» Description of the task
State how many lines of the listing below include the word "left". Give only the number.

[Entries with figure data]

= = = = =

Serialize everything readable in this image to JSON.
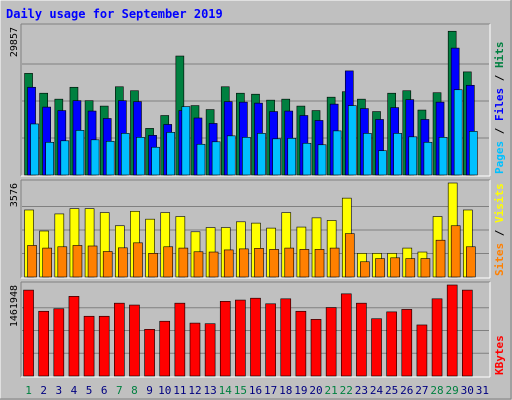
{
  "chart_data": [
    {
      "type": "bar",
      "title": "Daily usage for September 2019",
      "categories": [
        "1",
        "2",
        "3",
        "4",
        "5",
        "6",
        "7",
        "8",
        "9",
        "10",
        "11",
        "12",
        "13",
        "14",
        "15",
        "16",
        "17",
        "18",
        "19",
        "20",
        "21",
        "22",
        "23",
        "24",
        "25",
        "26",
        "27",
        "28",
        "29",
        "30",
        "31"
      ],
      "weekend_days": [
        "1",
        "7",
        "8",
        "14",
        "15",
        "21",
        "22",
        "28",
        "29"
      ],
      "ylabel_max": "29857",
      "ylim": [
        0,
        29857
      ],
      "series": [
        {
          "name": "Hits",
          "color": "#008040",
          "values": [
            20500,
            16500,
            15300,
            17700,
            15000,
            13900,
            17800,
            17000,
            9400,
            12000,
            24000,
            14000,
            13200,
            17800,
            16500,
            16300,
            15100,
            15300,
            13900,
            13000,
            15700,
            16800,
            15300,
            12800,
            16500,
            17000,
            13100,
            16600,
            29000,
            20800,
            0
          ]
        },
        {
          "name": "Files",
          "color": "#0000ff",
          "values": [
            17700,
            13700,
            13000,
            15000,
            12900,
            11400,
            15000,
            14800,
            8000,
            10200,
            13000,
            11500,
            10400,
            14800,
            14700,
            14500,
            12800,
            12900,
            12000,
            11000,
            14300,
            21000,
            13400,
            11200,
            13600,
            15200,
            11200,
            14700,
            25600,
            18100,
            0
          ]
        },
        {
          "name": "Pages",
          "color": "#00c0ff",
          "values": [
            10300,
            6600,
            6900,
            9000,
            7100,
            6800,
            8400,
            7600,
            5600,
            8600,
            13800,
            6200,
            6700,
            7900,
            7600,
            8400,
            7300,
            7400,
            6400,
            6100,
            8900,
            14000,
            8400,
            4900,
            8400,
            7700,
            6600,
            7600,
            17200,
            8800,
            0
          ]
        }
      ]
    },
    {
      "type": "bar",
      "categories": [
        "1",
        "2",
        "3",
        "4",
        "5",
        "6",
        "7",
        "8",
        "9",
        "10",
        "11",
        "12",
        "13",
        "14",
        "15",
        "16",
        "17",
        "18",
        "19",
        "20",
        "21",
        "22",
        "23",
        "24",
        "25",
        "26",
        "27",
        "28",
        "29",
        "30",
        "31"
      ],
      "ylabel_max": "3576",
      "ylim": [
        0,
        3576
      ],
      "series": [
        {
          "name": "Visits",
          "color": "#ffff00",
          "values": [
            2550,
            1750,
            2400,
            2600,
            2600,
            2450,
            1950,
            2500,
            2200,
            2450,
            2300,
            1720,
            1880,
            1880,
            2100,
            2050,
            1860,
            2450,
            1900,
            2250,
            2150,
            3000,
            900,
            900,
            900,
            1100,
            950,
            2300,
            3576,
            2550,
            0
          ]
        },
        {
          "name": "Sites",
          "color": "#ff8000",
          "values": [
            1200,
            1100,
            1150,
            1200,
            1180,
            970,
            1110,
            1300,
            900,
            1150,
            1100,
            960,
            950,
            1030,
            1070,
            1090,
            1050,
            1100,
            1050,
            1050,
            1100,
            1650,
            580,
            700,
            730,
            700,
            700,
            1400,
            1950,
            1150,
            0
          ]
        }
      ]
    },
    {
      "type": "bar",
      "categories": [
        "1",
        "2",
        "3",
        "4",
        "5",
        "6",
        "7",
        "8",
        "9",
        "10",
        "11",
        "12",
        "13",
        "14",
        "15",
        "16",
        "17",
        "18",
        "19",
        "20",
        "21",
        "22",
        "23",
        "24",
        "25",
        "26",
        "27",
        "28",
        "29",
        "30",
        "31"
      ],
      "ylabel_max": "1461948",
      "ylim": [
        0,
        1461948
      ],
      "series": [
        {
          "name": "KBytes",
          "color": "#ff0000",
          "values": [
            1380000,
            1040000,
            1080000,
            1280000,
            960000,
            960000,
            1170000,
            1140000,
            750000,
            880000,
            1170000,
            850000,
            840000,
            1200000,
            1220000,
            1250000,
            1160000,
            1240000,
            1040000,
            910000,
            1100000,
            1320000,
            1170000,
            920000,
            1030000,
            1070000,
            820000,
            1240000,
            1461948,
            1380000,
            0
          ]
        }
      ]
    }
  ],
  "legend_top": [
    {
      "label": "Pages",
      "color": "#00c0ff"
    },
    {
      "label": "Files",
      "color": "#0000ff"
    },
    {
      "label": "Hits",
      "color": "#008040"
    }
  ],
  "legend_mid": [
    {
      "label": "Sites",
      "color": "#ff8000"
    },
    {
      "label": "Visits",
      "color": "#ffff00"
    }
  ],
  "legend_bottom": [
    {
      "label": "KBytes",
      "color": "#ff0000"
    }
  ],
  "legend_separator": " / ",
  "colors": {
    "background": "#c0c0c0",
    "title": "#0000ff",
    "weekday_label": "#000080",
    "weekend_label": "#008040"
  }
}
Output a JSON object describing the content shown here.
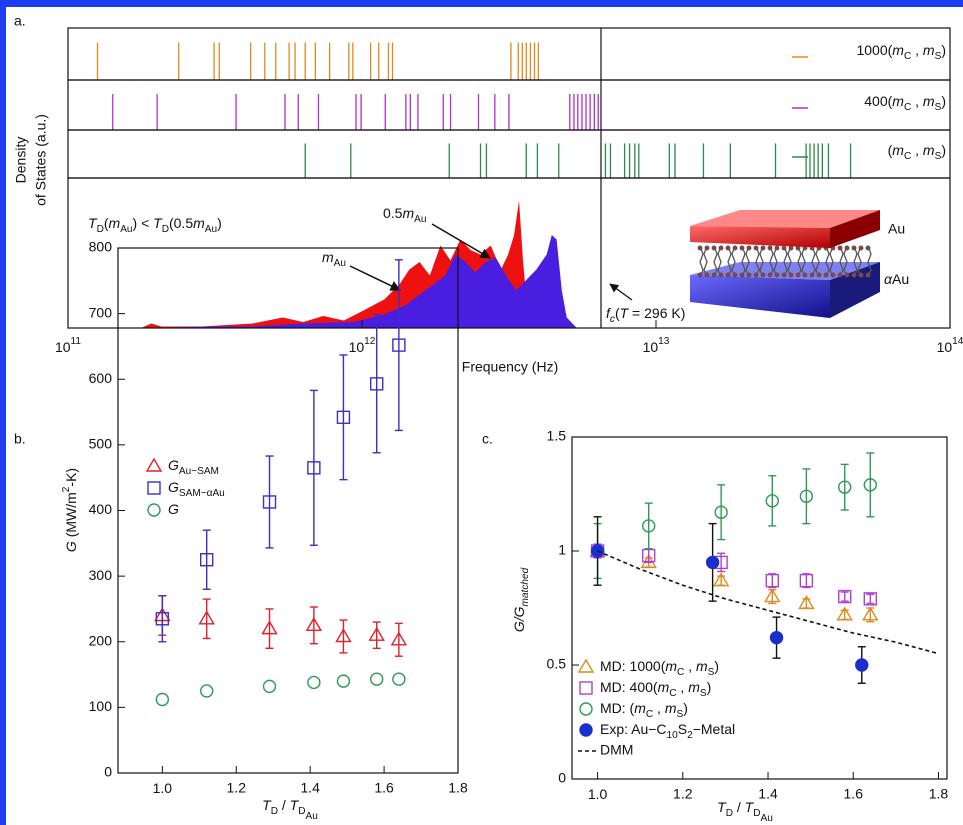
{
  "chart_data": [
    {
      "type": "area",
      "label": "a.",
      "ylabel": [
        "Density",
        "of States (a.u.)"
      ],
      "xlabel": "Frequency (Hz)",
      "xscale": "log",
      "xlim": [
        100000000000.0,
        100000000000000.0
      ],
      "xticks": [
        {
          "value": 100000000000.0,
          "label": "10",
          "sup": "11"
        },
        {
          "value": 1000000000000.0,
          "label": "10",
          "sup": "12"
        },
        {
          "value": 10000000000000.0,
          "label": "10",
          "sup": "13"
        },
        {
          "value": 100000000000000.0,
          "label": "10",
          "sup": "14"
        }
      ],
      "ylim": [
        0,
        1
      ],
      "vline": 6500000000000.0,
      "spike_rows": [
        {
          "name": [
            {
              "t": "1000("
            },
            {
              "t": "m",
              "i": 1
            },
            {
              "t": "C",
              "sub": 1
            },
            {
              "t": " , "
            },
            {
              "t": "m",
              "i": 1
            },
            {
              "t": "S",
              "sub": 1
            },
            {
              "t": ")"
            }
          ],
          "color": "#e08a1e",
          "x": [
            126000000000.0,
            238000000000.0,
            314000000000.0,
            327000000000.0,
            418000000000.0,
            467000000000.0,
            509000000000.0,
            565000000000.0,
            592000000000.0,
            641000000000.0,
            694000000000.0,
            776000000000.0,
            902000000000.0,
            931000000000.0,
            1070000000000.0,
            1140000000000.0,
            1230000000000.0,
            1270000000000.0,
            3210000000000.0,
            3400000000000.0,
            3510000000000.0,
            3620000000000.0,
            3740000000000.0,
            3860000000000.0,
            3980000000000.0
          ]
        },
        {
          "name": [
            {
              "t": "400("
            },
            {
              "t": "m",
              "i": 1
            },
            {
              "t": "C",
              "sub": 1
            },
            {
              "t": " , "
            },
            {
              "t": "m",
              "i": 1
            },
            {
              "t": "S",
              "sub": 1
            },
            {
              "t": ")"
            }
          ],
          "color": "#b030c8",
          "x": [
            142000000000.0,
            201000000000.0,
            373000000000.0,
            547000000000.0,
            607000000000.0,
            711000000000.0,
            954000000000.0,
            993000000000.0,
            1200000000000.0,
            1410000000000.0,
            1460000000000.0,
            1550000000000.0,
            1890000000000.0,
            2000000000000.0,
            2490000000000.0,
            2830000000000.0,
            3160000000000.0,
            5090000000000.0,
            5260000000000.0,
            5420000000000.0,
            5600000000000.0,
            5780000000000.0,
            5970000000000.0,
            6170000000000.0,
            6360000000000.0
          ]
        },
        {
          "name": [
            {
              "t": "("
            },
            {
              "t": "m",
              "i": 1
            },
            {
              "t": "C",
              "sub": 1
            },
            {
              "t": " , "
            },
            {
              "t": "m",
              "i": 1
            },
            {
              "t": "S",
              "sub": 1
            },
            {
              "t": ")"
            }
          ],
          "color": "#2a8a4a",
          "x": [
            641000000000.0,
            916000000000.0,
            1980000000000.0,
            2530000000000.0,
            2650000000000.0,
            3620000000000.0,
            3950000000000.0,
            4670000000000.0,
            6730000000000.0,
            7000000000000.0,
            7820000000000.0,
            8130000000000.0,
            8470000000000.0,
            8740000000000.0,
            11100000000000.0,
            11600000000000.0,
            14500000000000.0,
            17900000000000.0,
            25500000000000.0,
            32400000000000.0,
            33400000000000.0,
            34500000000000.0,
            35600000000000.0,
            36800000000000.0,
            38600000000000.0,
            45900000000000.0
          ]
        }
      ],
      "series": [
        {
          "name": [
            {
              "t": "m",
              "i": 1
            },
            {
              "t": "Au",
              "sub": 1
            }
          ],
          "color": "#ee1111",
          "x": [
            177000000000.0,
            192000000000.0,
            208000000000.0,
            285000000000.0,
            425000000000.0,
            538000000000.0,
            631000000000.0,
            739000000000.0,
            867000000000.0,
            1020000000000.0,
            1190000000000.0,
            1340000000000.0,
            1450000000000.0,
            1570000000000.0,
            1700000000000.0,
            1850000000000.0,
            2000000000000.0,
            2160000000000.0,
            2340000000000.0,
            2530000000000.0,
            2740000000000.0,
            2970000000000.0,
            3140000000000.0,
            3290000000000.0,
            3420000000000.0,
            3530000000000.0,
            3680000000000.0,
            3860000000000.0
          ],
          "values": [
            0,
            0.03,
            0.01,
            0.01,
            0.03,
            0.07,
            0.04,
            0.08,
            0.05,
            0.12,
            0.19,
            0.29,
            0.39,
            0.44,
            0.35,
            0.55,
            0.45,
            0.59,
            0.52,
            0.49,
            0.55,
            0.39,
            0.49,
            0.62,
            0.85,
            0.45,
            0.05,
            0
          ]
        },
        {
          "name": [
            {
              "t": "0.5"
            },
            {
              "t": "m",
              "i": 1
            },
            {
              "t": "Au",
              "sub": 1
            }
          ],
          "color": "#4a1ee0",
          "x": [
            192000000000.0,
            285000000000.0,
            425000000000.0,
            631000000000.0,
            938000000000.0,
            1190000000000.0,
            1400000000000.0,
            1640000000000.0,
            1920000000000.0,
            2080000000000.0,
            2250000000000.0,
            2430000000000.0,
            2630000000000.0,
            2850000000000.0,
            3090000000000.0,
            3340000000000.0,
            3620000000000.0,
            3920000000000.0,
            4250000000000.0,
            4420000000000.0,
            4590000000000.0,
            4780000000000.0,
            4970000000000.0,
            5380000000000.0
          ],
          "values": [
            0,
            0.01,
            0.01,
            0.03,
            0.04,
            0.09,
            0.15,
            0.25,
            0.35,
            0.49,
            0.44,
            0.37,
            0.44,
            0.47,
            0.35,
            0.25,
            0.32,
            0.39,
            0.49,
            0.62,
            0.59,
            0.25,
            0.07,
            0
          ]
        }
      ],
      "annotations": [
        [
          {
            "t": "T",
            "i": 1
          },
          {
            "t": "D",
            "sub": 1
          },
          {
            "t": "("
          },
          {
            "t": "m",
            "i": 1
          },
          {
            "t": "Au",
            "sub": 1
          },
          {
            "t": ") < "
          },
          {
            "t": "T",
            "i": 1
          },
          {
            "t": "D",
            "sub": 1
          },
          {
            "t": "(0.5"
          },
          {
            "t": "m",
            "i": 1
          },
          {
            "t": "Au",
            "sub": 1
          },
          {
            "t": ")"
          }
        ],
        [
          {
            "t": "f",
            "i": 1
          },
          {
            "t": "c",
            "sub": 1,
            "i": 1
          },
          {
            "t": "("
          },
          {
            "t": "T",
            "i": 1
          },
          {
            "t": " = 296 K)"
          }
        ],
        "Au",
        [
          {
            "t": "α",
            "i": 1
          },
          {
            "t": "Au"
          }
        ]
      ]
    },
    {
      "type": "scatter",
      "label": "b.",
      "xlabel": [
        {
          "t": "T",
          "i": 1
        },
        {
          "t": "D",
          "sub": 1
        },
        {
          "t": " / "
        },
        {
          "t": "T",
          "i": 1
        },
        {
          "t": "D",
          "sub": 1
        },
        {
          "t": "Au",
          "sub": 2
        }
      ],
      "ylabel": [
        {
          "t": "G",
          "i": 1
        },
        {
          "t": " (MW/m"
        },
        {
          "t": "2",
          "sup": 1
        },
        {
          "t": "-K)"
        }
      ],
      "xlim": [
        0.88,
        1.8
      ],
      "ylim": [
        0,
        800
      ],
      "xticks": [
        {
          "value": 1,
          "label": "1.0"
        },
        1.2,
        1.4,
        1.6,
        1.8
      ],
      "yticks": [
        0,
        100,
        200,
        300,
        400,
        500,
        600,
        700,
        800
      ],
      "legend": "upper left",
      "x": [
        1.0,
        1.12,
        1.29,
        1.41,
        1.49,
        1.58,
        1.64
      ],
      "series": [
        {
          "name": [
            {
              "t": "G",
              "i": 1
            },
            {
              "t": "Au−SAM",
              "sub": 1
            }
          ],
          "color": "#e0202a",
          "marker": "triangle",
          "values": [
            240,
            235,
            220,
            225,
            208,
            210,
            203
          ],
          "errors": [
            30,
            30,
            30,
            28,
            25,
            20,
            25
          ]
        },
        {
          "name": [
            {
              "t": "G",
              "i": 1
            },
            {
              "t": "SAM−αAu",
              "sub": 1
            }
          ],
          "color": "#3a2fc8",
          "marker": "square",
          "values": [
            235,
            325,
            413,
            465,
            542,
            593,
            652
          ],
          "errors": [
            35,
            45,
            70,
            118,
            95,
            105,
            130
          ]
        },
        {
          "name": [
            {
              "t": "G",
              "i": 1
            }
          ],
          "color": "#2e9a5a",
          "marker": "circle",
          "values": [
            112,
            125,
            132,
            138,
            140,
            143,
            143
          ]
        }
      ]
    },
    {
      "type": "scatter",
      "label": "c.",
      "xlabel": [
        {
          "t": "T",
          "i": 1
        },
        {
          "t": "D",
          "sub": 1
        },
        {
          "t": " / "
        },
        {
          "t": "T",
          "i": 1
        },
        {
          "t": "D",
          "sub": 1
        },
        {
          "t": "Au",
          "sub": 2
        }
      ],
      "ylabel": [
        {
          "t": "G/G",
          "i": 1
        },
        {
          "t": "matched",
          "sub": 1,
          "i": 1
        }
      ],
      "xlim": [
        0.94,
        1.82
      ],
      "ylim": [
        0,
        1.5
      ],
      "xticks": [
        {
          "value": 1,
          "label": "1.0"
        },
        1.2,
        1.4,
        1.6,
        1.8
      ],
      "yticks": [
        0,
        0.5,
        1,
        1.5
      ],
      "legend": "lower left",
      "series": [
        {
          "name": [
            {
              "t": "MD: 1000("
            },
            {
              "t": "m",
              "i": 1
            },
            {
              "t": "C",
              "sub": 1
            },
            {
              "t": " , "
            },
            {
              "t": "m",
              "i": 1
            },
            {
              "t": "S",
              "sub": 1
            },
            {
              "t": ")"
            }
          ],
          "color": "#e08a1e",
          "marker": "triangle",
          "x": [
            1.0,
            1.12,
            1.29,
            1.41,
            1.49,
            1.58,
            1.64
          ],
          "values": [
            1.0,
            0.95,
            0.87,
            0.8,
            0.77,
            0.72,
            0.72
          ],
          "errors": [
            0.02,
            0.02,
            0.02,
            0.03,
            0.02,
            0.02,
            0.03
          ]
        },
        {
          "name": [
            {
              "t": "MD: 400("
            },
            {
              "t": "m",
              "i": 1
            },
            {
              "t": "C",
              "sub": 1
            },
            {
              "t": " , "
            },
            {
              "t": "m",
              "i": 1
            },
            {
              "t": "S",
              "sub": 1
            },
            {
              "t": ")"
            }
          ],
          "color": "#b040d0",
          "marker": "square",
          "x": [
            1.0,
            1.12,
            1.29,
            1.41,
            1.49,
            1.58,
            1.64
          ],
          "values": [
            1.0,
            0.98,
            0.95,
            0.87,
            0.87,
            0.8,
            0.79
          ],
          "errors": [
            0.03,
            0.03,
            0.04,
            0.03,
            0.03,
            0.02,
            0.02
          ]
        },
        {
          "name": [
            {
              "t": "MD: ("
            },
            {
              "t": "m",
              "i": 1
            },
            {
              "t": "C",
              "sub": 1
            },
            {
              "t": " , "
            },
            {
              "t": "m",
              "i": 1
            },
            {
              "t": "S",
              "sub": 1
            },
            {
              "t": ")"
            }
          ],
          "color": "#2e9a5a",
          "marker": "circle",
          "x": [
            1.0,
            1.12,
            1.29,
            1.41,
            1.49,
            1.58,
            1.64
          ],
          "values": [
            1.0,
            1.11,
            1.17,
            1.22,
            1.24,
            1.28,
            1.29
          ],
          "errors": [
            0.12,
            0.1,
            0.12,
            0.11,
            0.12,
            0.1,
            0.14
          ]
        },
        {
          "name": [
            {
              "t": "Exp: Au−C"
            },
            {
              "t": "10",
              "sub": 1
            },
            {
              "t": "S"
            },
            {
              "t": "2",
              "sub": 1
            },
            {
              "t": "−Metal"
            }
          ],
          "color": "#1a2fd0",
          "marker": "circle",
          "filled": true,
          "x": [
            1.0,
            1.27,
            1.42,
            1.62
          ],
          "values": [
            1.0,
            0.95,
            0.62,
            0.5
          ],
          "errors": [
            0.15,
            0.17,
            0.09,
            0.08
          ]
        },
        {
          "name": "DMM",
          "color": "#111111",
          "marker": "none",
          "line": "dashed",
          "x": [
            1.0,
            1.1,
            1.2,
            1.3,
            1.4,
            1.5,
            1.6,
            1.7,
            1.8
          ],
          "values": [
            1.0,
            0.92,
            0.85,
            0.79,
            0.74,
            0.69,
            0.64,
            0.6,
            0.55
          ]
        }
      ]
    }
  ]
}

= = = = =

» Exercise solution
2